Restate the records below word for word, and omit the images they hold.

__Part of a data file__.
►
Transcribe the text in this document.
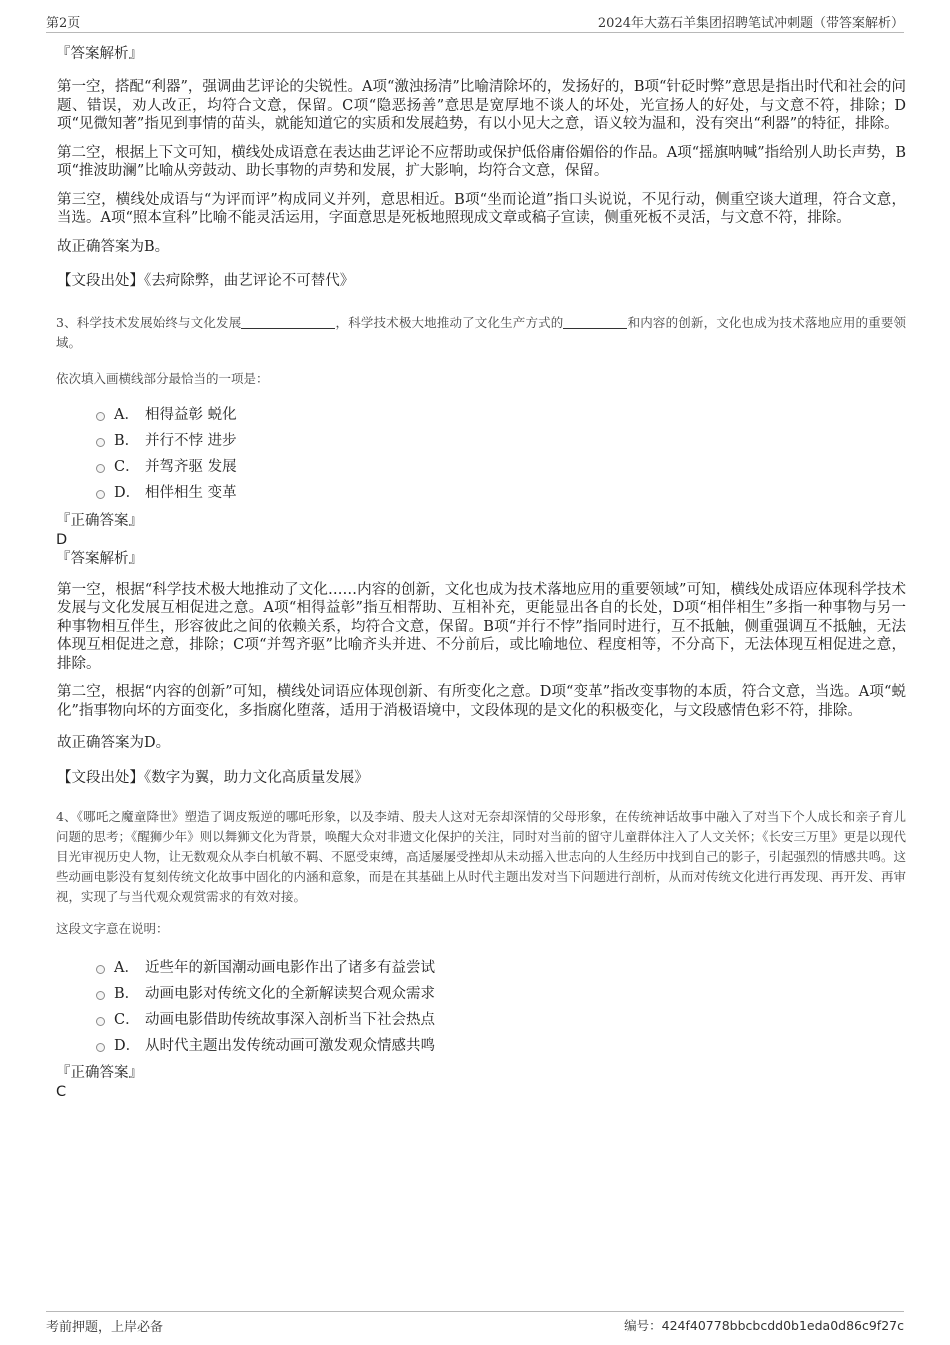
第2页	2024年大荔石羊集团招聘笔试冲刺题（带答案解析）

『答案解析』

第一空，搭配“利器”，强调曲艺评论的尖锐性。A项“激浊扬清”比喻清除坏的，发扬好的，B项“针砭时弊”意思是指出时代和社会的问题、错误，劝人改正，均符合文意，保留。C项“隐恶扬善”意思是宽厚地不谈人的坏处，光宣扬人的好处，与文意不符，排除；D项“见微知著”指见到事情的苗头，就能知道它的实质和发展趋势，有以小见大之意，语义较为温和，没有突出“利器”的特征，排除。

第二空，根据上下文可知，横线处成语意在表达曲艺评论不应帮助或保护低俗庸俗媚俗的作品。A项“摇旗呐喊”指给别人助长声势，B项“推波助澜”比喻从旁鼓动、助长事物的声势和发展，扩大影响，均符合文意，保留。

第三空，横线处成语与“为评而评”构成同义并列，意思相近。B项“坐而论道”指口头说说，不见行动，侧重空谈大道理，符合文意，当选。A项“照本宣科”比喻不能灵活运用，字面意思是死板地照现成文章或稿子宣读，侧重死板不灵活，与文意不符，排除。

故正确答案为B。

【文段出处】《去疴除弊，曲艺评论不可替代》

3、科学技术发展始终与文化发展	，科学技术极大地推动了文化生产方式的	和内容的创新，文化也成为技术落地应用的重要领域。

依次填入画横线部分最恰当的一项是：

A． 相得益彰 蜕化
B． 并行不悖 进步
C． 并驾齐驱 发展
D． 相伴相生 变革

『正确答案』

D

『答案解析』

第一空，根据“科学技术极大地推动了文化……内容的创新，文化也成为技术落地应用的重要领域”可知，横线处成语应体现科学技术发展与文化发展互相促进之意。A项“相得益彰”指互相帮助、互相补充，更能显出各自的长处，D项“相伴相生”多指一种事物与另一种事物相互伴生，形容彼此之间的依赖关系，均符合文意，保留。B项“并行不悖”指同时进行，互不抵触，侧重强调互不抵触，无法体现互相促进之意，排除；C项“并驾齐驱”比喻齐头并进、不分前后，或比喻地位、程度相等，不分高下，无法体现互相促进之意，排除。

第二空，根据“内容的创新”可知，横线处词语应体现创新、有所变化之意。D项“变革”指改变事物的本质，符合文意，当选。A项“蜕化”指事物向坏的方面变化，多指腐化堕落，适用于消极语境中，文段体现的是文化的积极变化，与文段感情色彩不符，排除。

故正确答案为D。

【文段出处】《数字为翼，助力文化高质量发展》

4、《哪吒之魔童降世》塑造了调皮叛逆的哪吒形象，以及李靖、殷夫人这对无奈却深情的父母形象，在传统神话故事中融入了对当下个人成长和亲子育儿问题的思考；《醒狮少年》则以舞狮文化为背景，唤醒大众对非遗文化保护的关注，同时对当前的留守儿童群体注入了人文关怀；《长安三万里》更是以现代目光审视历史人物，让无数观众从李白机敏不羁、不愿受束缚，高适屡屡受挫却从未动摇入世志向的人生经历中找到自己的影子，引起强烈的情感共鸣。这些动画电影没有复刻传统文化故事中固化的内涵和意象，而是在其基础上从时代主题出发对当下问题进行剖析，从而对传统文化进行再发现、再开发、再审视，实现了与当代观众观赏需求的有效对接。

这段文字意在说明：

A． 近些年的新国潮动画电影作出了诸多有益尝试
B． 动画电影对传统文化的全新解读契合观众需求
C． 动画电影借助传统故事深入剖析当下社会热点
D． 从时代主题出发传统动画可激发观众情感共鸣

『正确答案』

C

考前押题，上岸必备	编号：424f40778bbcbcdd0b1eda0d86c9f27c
◄
__Result of this exercise__.
Transcribe the text in this document.
第2页	2024年大荔石羊集团招聘笔试冲刺题（带答案解析）

『答案解析』

第一空，搭配“利器”，强调曲艺评论的尖锐性。A项“激浊扬清”比喻清除坏的，发扬好的，B项“针砭时弊”意思是指出时代和社会的问题、错误，劝人改正，均符合文意，保留。C项“隐恶扬善”意思是宽厚地不谈人的坏处，光宣扬人的好处，与文意不符，排除；D项“见微知著”指见到事情的苗头，就能知道它的实质和发展趋势，有以小见大之意，语义较为温和，没有突出“利器”的特征，排除。

第二空，根据上下文可知，横线处成语意在表达曲艺评论不应帮助或保护低俗庸俗媚俗的作品。A项“摇旗呐喊”指给别人助长声势，B项“推波助澜”比喻从旁鼓动、助长事物的声势和发展，扩大影响，均符合文意，保留。

第三空，横线处成语与“为评而评”构成同义并列，意思相近。B项“坐而论道”指口头说说，不见行动，侧重空谈大道理，符合文意，当选。A项“照本宣科”比喻不能灵活运用，字面意思是死板地照现成文章或稿子宣读，侧重死板不灵活，与文意不符，排除。

故正确答案为B。

【文段出处】《去疴除弊，曲艺评论不可替代》

3、科学技术发展始终与文化发展	，科学技术极大地推动了文化生产方式的	和内容的创新，文化也成为技术落地应用的重要领域。

依次填入画横线部分最恰当的一项是：

A． 相得益彰 蜕化
B． 并行不悖 进步
C． 并驾齐驱 发展
D． 相伴相生 变革

『正确答案』

D

『答案解析』

第一空，根据“科学技术极大地推动了文化……内容的创新，文化也成为技术落地应用的重要领域”可知，横线处成语应体现科学技术发展与文化发展互相促进之意。A项“相得益彰”指互相帮助、互相补充，更能显出各自的长处，D项“相伴相生”多指一种事物与另一种事物相互伴生，形容彼此之间的依赖关系，均符合文意，保留。B项“并行不悖”指同时进行，互不抵触，侧重强调互不抵触，无法体现互相促进之意，排除；C项“并驾齐驱”比喻齐头并进、不分前后，或比喻地位、程度相等，不分高下，无法体现互相促进之意，排除。

第二空，根据“内容的创新”可知，横线处词语应体现创新、有所变化之意。D项“变革”指改变事物的本质，符合文意，当选。A项“蜕化”指事物向坏的方面变化，多指腐化堕落，适用于消极语境中，文段体现的是文化的积极变化，与文段感情色彩不符，排除。

故正确答案为D。

【文段出处】《数字为翼，助力文化高质量发展》

4、《哪吒之魔童降世》塑造了调皮叛逆的哪吒形象，以及李靖、殷夫人这对无奈却深情的父母形象，在传统神话故事中融入了对当下个人成长和亲子育儿问题的思考；《醒狮少年》则以舞狮文化为背景，唤醒大众对非遗文化保护的关注，同时对当前的留守儿童群体注入了人文关怀；《长安三万里》更是以现代目光审视历史人物，让无数观众从李白机敏不羁、不愿受束缚，高适屡屡受挫却从未动摇入世志向的人生经历中找到自己的影子，引起强烈的情感共鸣。这些动画电影没有复刻传统文化故事中固化的内涵和意象，而是在其基础上从时代主题出发对当下问题进行剖析，从而对传统文化进行再发现、再开发、再审视，实现了与当代观众观赏需求的有效对接。

这段文字意在说明：

A． 近些年的新国潮动画电影作出了诸多有益尝试
B． 动画电影对传统文化的全新解读契合观众需求
C． 动画电影借助传统故事深入剖析当下社会热点
D． 从时代主题出发传统动画可激发观众情感共鸣

『正确答案』

C

考前押题，上岸必备	编号：424f40778bbcbcdd0b1eda0d86c9f27c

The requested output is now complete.